● **Page text**
Initiative for Vaccine Research (IVR)

Zoonotic Infections

Overview

Zoonotic infections (also called zoonoses or anthropozoonotic infections) are human diseases acquired from a vertebrate animal. As a matter of fact, all arthropod-borne diseases with an animal host belong to the group of zoonotic infections, whether yellow fever, West Nile fever, Japanese encephalitis, tick-borne encephalitis or Rift Valley fever, to only name a few. Zoonotic infections also include haemorragic fevers such as EBOLA or Marburg, which primarily infect bats and secondarily African apes, Lassa fever and South American haemorragic fevers due to arenaviruses, which affect specific rodents, Nipah viral encephalitis, which is harbored in bats and may cause a lethal bronchopneumonia in pigs, as well as avian influenza (H5N1). They also include SARS, leptospirosis, plague, anthrax, and many other parasitic, viral and bacterial zoonoses. Several of these diseases are newly emerged and the general perception of their public health significance extends far beyond their actual incidence, due to their extremely high case fatality rate (60% for avian influenza, 50% for Nipah, 50% to 90% for EBOLA outbreaks). Many zoonotic infections actually are promoted by human behavior such as bush-meat hunting (EBOLA fever), the farming and trade of live wild animals (SARS), close and repeated contacts with infected animals (avian influenza), deforestation, which brings humans closer to infected vectors and animal reservoirs (leishmaniasis), or building of dams, that favors the proliferation of mosquitoes (Rift Valley fever). It is probable that bush-meat hunting was at the origin of HIV/AIDS [1] [2]. Rabies remains a major public health problem in the world's poorest areas, especially in Africa and South and South-East Asia, where most human cases follow stray dog bites.

This chapter will focus on rabies, anthrax, whose interest was renewed when used as a bioterrorism agent, plague, and hepatitis E, an acute viral hepatitis with a high case fatality rate in pregnant women whose most likely reservoir is pigs. Rift Valley Fever is another zoonotic infection with an important, albeit geographically limited, impact.

● **Questions on the material**
A. Print the passage of the zoonotic infections text starting at "This chapter will" and ending at "geographically limited, impact.".
B. According to the zoonotic infections text, what is the most likely reservoir of hepatitis E?
None of the lines from the dataset are needed.

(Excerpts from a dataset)
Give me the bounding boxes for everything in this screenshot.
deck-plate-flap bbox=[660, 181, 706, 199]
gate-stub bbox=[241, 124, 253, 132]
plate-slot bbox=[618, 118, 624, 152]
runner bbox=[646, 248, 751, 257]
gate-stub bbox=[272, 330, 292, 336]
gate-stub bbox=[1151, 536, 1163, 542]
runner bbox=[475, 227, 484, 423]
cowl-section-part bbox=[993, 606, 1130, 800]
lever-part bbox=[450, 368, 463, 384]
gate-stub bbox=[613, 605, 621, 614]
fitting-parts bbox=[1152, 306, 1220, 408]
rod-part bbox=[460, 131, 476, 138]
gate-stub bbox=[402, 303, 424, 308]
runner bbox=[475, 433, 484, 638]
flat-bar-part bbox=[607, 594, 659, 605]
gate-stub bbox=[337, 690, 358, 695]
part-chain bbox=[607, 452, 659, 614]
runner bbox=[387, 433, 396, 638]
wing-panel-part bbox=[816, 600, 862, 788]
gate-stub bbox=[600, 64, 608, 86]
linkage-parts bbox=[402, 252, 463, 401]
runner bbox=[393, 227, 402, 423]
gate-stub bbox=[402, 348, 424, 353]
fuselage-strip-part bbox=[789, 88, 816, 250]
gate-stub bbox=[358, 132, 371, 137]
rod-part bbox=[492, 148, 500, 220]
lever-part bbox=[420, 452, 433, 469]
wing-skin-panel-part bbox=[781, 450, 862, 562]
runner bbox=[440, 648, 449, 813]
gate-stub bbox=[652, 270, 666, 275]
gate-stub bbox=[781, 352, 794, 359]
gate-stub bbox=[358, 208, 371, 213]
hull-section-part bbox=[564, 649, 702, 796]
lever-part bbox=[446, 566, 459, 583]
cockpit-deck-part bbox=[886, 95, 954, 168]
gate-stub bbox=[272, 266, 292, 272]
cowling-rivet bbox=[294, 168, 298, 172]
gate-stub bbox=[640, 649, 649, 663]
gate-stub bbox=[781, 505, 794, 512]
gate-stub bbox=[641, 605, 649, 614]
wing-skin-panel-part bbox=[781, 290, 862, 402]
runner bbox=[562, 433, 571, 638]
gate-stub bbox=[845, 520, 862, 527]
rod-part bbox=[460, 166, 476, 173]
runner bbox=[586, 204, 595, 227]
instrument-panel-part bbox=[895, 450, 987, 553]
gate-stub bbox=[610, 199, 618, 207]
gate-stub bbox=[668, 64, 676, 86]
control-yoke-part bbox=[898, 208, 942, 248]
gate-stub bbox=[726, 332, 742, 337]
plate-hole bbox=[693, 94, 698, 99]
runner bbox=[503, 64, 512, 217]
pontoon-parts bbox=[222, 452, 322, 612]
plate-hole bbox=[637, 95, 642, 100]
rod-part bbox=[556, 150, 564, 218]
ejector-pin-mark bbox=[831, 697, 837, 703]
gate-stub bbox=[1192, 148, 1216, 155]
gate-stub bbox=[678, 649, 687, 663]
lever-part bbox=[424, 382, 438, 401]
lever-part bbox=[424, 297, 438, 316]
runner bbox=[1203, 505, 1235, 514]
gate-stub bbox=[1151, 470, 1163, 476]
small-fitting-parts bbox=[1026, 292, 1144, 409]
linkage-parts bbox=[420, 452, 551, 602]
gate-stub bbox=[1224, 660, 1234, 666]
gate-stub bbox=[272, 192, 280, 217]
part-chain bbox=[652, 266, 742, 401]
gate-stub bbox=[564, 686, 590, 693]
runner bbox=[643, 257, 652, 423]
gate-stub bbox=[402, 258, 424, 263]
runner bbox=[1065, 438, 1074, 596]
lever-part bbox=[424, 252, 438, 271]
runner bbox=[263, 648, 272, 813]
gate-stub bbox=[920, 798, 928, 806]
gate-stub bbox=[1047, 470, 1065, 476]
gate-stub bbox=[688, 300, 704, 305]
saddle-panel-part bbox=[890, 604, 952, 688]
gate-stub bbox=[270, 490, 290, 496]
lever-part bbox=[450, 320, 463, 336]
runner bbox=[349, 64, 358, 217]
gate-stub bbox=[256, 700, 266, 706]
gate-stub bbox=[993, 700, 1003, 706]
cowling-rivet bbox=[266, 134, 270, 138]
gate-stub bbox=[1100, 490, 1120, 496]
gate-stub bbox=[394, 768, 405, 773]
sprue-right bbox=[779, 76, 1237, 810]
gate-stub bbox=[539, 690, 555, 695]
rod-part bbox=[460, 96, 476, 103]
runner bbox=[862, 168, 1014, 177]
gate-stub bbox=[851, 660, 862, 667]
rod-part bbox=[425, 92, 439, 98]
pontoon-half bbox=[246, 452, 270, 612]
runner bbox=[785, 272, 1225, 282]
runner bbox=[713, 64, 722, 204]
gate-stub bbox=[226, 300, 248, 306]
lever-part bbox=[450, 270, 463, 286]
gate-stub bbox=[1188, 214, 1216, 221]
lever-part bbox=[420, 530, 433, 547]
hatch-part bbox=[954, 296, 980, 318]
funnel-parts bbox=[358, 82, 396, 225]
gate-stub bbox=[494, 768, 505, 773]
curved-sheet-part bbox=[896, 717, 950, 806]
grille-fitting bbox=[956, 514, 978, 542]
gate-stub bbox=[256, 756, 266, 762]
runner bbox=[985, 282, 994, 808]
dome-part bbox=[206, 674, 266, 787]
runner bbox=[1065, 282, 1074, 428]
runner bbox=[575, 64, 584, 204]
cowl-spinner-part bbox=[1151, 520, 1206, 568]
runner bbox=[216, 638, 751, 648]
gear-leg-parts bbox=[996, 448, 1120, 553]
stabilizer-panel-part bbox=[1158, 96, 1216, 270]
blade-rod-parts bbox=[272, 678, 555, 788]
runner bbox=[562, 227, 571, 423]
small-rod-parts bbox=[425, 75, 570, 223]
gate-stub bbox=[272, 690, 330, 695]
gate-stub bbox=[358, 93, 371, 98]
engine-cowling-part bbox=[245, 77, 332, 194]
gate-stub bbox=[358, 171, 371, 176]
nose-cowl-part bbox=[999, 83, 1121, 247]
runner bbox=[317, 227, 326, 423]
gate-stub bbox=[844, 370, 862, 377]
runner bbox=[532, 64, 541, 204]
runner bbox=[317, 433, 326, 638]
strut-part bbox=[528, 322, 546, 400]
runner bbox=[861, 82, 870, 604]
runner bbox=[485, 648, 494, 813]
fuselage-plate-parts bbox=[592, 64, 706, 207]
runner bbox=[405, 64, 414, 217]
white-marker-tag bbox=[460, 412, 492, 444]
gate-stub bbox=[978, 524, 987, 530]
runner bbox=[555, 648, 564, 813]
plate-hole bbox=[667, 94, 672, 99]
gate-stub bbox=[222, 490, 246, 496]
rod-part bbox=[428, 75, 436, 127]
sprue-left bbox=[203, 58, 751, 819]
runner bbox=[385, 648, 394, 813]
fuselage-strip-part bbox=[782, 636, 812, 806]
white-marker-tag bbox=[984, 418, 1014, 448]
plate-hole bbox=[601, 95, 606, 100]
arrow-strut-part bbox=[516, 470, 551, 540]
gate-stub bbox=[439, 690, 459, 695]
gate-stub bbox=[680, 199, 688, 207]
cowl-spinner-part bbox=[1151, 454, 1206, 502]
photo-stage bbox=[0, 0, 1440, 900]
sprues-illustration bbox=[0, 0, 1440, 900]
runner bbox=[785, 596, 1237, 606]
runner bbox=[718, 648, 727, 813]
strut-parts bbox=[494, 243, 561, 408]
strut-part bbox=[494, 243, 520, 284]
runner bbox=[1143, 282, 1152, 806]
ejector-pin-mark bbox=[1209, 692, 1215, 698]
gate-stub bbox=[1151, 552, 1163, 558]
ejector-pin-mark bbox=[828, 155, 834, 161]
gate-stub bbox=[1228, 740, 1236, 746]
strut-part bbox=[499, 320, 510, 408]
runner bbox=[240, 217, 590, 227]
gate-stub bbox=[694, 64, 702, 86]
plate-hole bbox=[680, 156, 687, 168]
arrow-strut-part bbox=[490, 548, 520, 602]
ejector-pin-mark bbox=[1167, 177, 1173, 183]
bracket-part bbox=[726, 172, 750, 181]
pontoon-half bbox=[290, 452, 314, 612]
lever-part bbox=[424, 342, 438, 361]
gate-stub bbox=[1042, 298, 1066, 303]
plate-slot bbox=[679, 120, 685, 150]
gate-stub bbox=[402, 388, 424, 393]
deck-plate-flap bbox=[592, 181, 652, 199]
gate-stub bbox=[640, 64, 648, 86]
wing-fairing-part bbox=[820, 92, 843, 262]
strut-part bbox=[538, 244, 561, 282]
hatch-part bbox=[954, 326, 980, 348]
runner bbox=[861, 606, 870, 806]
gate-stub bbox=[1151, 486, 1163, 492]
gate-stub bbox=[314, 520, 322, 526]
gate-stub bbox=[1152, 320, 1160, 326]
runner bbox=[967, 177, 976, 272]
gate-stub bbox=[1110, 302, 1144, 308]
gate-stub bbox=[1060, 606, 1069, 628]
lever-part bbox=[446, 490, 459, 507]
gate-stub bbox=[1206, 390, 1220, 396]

● **Your written answers**
A.
This chapter will focus on rabies, anthrax, whose interest was renewed when used as a bioterrorism agent, plague, and hepatitis E, an acute viral hepatitis with a high case fatality rate in pregnant women whose most likely reservoir is pigs. Rift Valley Fever is another zoonotic infection with an important, albeit geographically limited, impact.

B. Pigs.